Look through the listing below and report how many lines contain "Томск", as a bare number.
----- Information provided
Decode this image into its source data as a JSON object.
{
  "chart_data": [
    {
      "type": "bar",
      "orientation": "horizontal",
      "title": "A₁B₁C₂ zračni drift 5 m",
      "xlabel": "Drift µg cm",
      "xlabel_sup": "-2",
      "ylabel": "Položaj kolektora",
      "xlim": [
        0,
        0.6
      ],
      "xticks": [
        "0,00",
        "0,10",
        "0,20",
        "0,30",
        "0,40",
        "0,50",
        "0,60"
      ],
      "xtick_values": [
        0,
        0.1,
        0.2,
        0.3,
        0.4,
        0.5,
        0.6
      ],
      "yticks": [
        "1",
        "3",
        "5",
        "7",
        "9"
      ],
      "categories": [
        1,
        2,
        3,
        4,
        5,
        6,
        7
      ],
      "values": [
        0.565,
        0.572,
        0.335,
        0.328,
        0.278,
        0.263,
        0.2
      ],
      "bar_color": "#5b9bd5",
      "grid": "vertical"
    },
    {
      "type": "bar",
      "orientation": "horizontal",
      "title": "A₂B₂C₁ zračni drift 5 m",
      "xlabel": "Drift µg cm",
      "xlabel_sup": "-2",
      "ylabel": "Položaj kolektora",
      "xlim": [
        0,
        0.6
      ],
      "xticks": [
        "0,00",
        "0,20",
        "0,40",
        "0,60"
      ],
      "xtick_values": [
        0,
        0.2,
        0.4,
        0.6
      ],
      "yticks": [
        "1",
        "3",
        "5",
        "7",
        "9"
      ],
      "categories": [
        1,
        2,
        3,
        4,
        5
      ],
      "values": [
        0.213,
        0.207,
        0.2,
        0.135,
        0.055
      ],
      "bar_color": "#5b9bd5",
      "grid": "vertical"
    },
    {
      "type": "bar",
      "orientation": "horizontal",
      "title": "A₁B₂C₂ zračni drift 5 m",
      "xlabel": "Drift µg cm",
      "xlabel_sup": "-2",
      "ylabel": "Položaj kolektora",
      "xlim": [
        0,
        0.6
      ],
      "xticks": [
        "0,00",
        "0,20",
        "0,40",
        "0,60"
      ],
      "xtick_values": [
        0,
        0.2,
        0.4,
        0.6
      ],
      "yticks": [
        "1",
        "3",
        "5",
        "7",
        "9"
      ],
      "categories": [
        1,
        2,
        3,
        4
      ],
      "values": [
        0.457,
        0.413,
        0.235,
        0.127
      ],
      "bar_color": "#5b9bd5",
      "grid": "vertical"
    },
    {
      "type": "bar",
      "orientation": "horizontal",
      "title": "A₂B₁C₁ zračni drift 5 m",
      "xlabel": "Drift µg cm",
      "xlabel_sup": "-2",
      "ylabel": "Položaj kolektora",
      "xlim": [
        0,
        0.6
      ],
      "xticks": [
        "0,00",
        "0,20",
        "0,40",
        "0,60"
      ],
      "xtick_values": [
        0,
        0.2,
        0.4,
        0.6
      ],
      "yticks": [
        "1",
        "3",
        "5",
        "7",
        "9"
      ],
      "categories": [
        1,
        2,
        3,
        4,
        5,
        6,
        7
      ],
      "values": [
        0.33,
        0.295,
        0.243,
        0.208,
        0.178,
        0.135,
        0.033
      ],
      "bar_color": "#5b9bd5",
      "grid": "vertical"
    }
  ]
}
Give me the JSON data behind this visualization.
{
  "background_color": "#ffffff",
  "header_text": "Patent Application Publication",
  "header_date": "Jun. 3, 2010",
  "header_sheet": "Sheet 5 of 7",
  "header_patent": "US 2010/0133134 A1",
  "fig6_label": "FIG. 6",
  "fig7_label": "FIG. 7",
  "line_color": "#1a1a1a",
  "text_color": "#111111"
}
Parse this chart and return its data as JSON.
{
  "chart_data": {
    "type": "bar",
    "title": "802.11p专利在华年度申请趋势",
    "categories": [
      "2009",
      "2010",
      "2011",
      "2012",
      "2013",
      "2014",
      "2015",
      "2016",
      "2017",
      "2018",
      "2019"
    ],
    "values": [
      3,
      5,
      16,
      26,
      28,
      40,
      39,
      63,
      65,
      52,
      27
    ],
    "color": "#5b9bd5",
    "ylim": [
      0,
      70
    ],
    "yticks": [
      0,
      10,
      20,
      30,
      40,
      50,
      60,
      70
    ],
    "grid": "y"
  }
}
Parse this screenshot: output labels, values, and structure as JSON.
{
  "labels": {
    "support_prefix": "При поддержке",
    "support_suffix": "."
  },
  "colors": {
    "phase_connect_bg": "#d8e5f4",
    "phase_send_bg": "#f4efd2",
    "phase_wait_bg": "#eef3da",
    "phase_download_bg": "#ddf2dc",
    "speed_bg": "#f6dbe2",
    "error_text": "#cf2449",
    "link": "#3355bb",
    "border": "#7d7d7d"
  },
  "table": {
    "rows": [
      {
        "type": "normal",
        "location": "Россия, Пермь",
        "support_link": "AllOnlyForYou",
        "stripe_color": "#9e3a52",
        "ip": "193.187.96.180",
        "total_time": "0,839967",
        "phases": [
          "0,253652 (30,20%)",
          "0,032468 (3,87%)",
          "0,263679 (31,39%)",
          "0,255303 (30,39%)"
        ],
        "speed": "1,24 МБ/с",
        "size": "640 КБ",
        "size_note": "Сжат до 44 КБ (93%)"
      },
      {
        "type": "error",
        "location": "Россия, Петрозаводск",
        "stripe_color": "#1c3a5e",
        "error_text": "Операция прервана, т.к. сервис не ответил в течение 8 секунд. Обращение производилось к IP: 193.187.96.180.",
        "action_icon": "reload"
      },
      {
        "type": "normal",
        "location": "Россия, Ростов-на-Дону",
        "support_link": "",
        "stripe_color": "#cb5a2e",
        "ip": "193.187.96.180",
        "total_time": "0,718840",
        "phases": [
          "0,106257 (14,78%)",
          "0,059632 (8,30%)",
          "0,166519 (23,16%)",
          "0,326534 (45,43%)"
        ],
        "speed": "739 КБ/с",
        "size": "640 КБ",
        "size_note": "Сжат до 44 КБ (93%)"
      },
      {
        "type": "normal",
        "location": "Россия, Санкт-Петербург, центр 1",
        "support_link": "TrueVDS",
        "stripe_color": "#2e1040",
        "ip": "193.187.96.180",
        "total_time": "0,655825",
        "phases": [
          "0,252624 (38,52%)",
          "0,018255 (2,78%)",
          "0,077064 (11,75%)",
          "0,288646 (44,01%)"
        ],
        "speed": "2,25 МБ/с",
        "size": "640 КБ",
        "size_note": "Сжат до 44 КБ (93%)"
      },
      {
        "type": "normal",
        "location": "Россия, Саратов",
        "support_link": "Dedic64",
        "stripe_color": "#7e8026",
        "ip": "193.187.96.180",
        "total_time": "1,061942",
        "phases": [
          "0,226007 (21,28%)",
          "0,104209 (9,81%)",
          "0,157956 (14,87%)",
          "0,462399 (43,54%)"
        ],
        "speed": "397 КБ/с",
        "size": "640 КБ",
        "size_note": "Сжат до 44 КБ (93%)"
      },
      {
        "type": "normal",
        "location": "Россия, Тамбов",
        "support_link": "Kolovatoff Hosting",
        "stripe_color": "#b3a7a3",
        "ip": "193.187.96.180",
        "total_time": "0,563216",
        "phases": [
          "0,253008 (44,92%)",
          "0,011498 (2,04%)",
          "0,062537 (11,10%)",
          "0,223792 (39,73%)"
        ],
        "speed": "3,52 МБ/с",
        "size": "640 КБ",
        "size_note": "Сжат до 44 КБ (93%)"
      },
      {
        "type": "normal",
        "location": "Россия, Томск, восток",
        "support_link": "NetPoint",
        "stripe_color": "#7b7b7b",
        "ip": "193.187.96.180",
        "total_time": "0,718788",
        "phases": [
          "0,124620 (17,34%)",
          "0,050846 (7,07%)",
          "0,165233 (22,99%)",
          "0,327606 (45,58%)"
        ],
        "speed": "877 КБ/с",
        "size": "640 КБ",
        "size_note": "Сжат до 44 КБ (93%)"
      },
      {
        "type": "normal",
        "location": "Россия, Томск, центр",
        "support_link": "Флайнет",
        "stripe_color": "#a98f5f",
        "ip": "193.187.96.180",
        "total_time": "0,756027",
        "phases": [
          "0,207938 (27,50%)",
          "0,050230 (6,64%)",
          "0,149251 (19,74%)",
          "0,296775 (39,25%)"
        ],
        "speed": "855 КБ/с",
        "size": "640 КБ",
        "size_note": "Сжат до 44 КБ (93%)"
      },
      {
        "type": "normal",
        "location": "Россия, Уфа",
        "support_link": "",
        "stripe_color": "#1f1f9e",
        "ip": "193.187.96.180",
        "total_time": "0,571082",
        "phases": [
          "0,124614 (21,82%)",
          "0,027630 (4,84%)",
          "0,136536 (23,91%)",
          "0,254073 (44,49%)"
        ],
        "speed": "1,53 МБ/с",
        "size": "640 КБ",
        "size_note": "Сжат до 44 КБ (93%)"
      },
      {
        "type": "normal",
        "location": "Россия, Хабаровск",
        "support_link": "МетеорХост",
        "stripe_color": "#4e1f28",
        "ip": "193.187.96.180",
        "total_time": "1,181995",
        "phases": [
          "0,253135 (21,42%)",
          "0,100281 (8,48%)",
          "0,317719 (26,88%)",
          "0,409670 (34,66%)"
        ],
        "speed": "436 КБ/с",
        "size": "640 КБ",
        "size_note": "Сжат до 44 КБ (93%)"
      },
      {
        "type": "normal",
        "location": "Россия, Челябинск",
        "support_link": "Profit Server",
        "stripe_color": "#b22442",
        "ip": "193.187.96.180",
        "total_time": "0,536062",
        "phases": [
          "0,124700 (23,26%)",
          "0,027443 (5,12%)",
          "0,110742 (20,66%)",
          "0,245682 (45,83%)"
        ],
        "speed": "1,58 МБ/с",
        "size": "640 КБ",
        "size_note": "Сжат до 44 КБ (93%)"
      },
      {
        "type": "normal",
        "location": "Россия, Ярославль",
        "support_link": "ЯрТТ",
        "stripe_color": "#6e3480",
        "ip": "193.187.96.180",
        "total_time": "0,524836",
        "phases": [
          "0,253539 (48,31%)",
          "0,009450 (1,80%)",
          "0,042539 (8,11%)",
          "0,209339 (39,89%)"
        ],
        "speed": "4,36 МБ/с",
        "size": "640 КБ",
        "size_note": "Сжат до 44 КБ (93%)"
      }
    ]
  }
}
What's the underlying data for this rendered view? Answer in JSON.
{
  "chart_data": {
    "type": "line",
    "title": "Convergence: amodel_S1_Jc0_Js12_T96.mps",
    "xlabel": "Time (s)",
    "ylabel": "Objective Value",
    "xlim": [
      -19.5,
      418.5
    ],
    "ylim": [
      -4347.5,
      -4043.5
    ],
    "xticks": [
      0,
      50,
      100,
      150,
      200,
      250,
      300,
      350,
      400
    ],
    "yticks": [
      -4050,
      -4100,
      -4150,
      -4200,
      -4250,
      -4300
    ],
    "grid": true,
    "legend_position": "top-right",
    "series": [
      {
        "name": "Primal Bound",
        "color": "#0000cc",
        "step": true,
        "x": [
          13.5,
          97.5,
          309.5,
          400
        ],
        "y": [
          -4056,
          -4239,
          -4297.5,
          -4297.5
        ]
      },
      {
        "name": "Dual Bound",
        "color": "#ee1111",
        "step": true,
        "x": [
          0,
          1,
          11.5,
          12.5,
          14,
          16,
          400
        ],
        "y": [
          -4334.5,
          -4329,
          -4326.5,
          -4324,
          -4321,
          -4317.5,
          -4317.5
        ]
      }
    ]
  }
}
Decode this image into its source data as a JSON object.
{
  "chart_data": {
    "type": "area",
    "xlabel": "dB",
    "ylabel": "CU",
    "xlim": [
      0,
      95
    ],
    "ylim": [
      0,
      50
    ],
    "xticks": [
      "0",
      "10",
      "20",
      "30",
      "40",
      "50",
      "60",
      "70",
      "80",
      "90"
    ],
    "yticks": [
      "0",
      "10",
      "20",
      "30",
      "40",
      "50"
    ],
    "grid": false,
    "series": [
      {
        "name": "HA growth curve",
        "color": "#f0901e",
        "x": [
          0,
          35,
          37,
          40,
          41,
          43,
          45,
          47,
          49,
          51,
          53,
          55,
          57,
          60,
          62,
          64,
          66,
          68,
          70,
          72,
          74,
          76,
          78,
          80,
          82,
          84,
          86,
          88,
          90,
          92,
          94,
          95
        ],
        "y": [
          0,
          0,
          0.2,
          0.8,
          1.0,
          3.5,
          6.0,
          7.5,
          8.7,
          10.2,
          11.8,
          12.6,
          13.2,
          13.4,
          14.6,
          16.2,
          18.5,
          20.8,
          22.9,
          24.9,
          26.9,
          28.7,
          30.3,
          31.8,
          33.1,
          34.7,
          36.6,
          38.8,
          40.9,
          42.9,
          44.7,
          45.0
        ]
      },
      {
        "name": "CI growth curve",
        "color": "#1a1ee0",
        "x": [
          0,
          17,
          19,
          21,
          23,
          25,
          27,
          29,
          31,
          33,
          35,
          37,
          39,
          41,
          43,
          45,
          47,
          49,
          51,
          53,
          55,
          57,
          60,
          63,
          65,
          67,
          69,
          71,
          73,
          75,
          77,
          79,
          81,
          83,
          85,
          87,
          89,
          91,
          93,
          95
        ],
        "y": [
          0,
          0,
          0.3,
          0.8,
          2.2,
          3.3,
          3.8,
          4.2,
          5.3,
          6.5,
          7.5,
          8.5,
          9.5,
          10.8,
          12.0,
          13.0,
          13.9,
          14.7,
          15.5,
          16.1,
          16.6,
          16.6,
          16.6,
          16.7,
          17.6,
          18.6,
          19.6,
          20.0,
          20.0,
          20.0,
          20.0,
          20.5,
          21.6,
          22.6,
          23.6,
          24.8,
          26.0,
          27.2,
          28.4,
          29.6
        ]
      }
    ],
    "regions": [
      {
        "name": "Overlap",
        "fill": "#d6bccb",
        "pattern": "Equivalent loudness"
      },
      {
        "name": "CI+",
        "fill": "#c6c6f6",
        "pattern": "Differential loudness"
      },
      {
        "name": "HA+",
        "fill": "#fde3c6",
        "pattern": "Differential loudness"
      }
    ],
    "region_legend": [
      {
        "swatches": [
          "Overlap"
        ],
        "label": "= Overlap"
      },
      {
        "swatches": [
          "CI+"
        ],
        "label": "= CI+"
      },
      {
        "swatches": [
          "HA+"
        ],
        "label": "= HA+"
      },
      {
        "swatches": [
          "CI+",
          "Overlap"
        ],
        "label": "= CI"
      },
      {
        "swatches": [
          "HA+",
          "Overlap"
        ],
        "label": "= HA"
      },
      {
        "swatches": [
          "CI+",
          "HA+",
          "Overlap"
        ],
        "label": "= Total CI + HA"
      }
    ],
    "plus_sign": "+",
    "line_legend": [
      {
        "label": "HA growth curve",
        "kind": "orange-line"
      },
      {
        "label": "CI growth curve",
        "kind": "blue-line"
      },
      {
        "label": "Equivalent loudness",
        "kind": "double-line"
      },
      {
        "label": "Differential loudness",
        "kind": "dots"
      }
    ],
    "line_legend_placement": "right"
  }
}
----------
- [Solved exercise]
2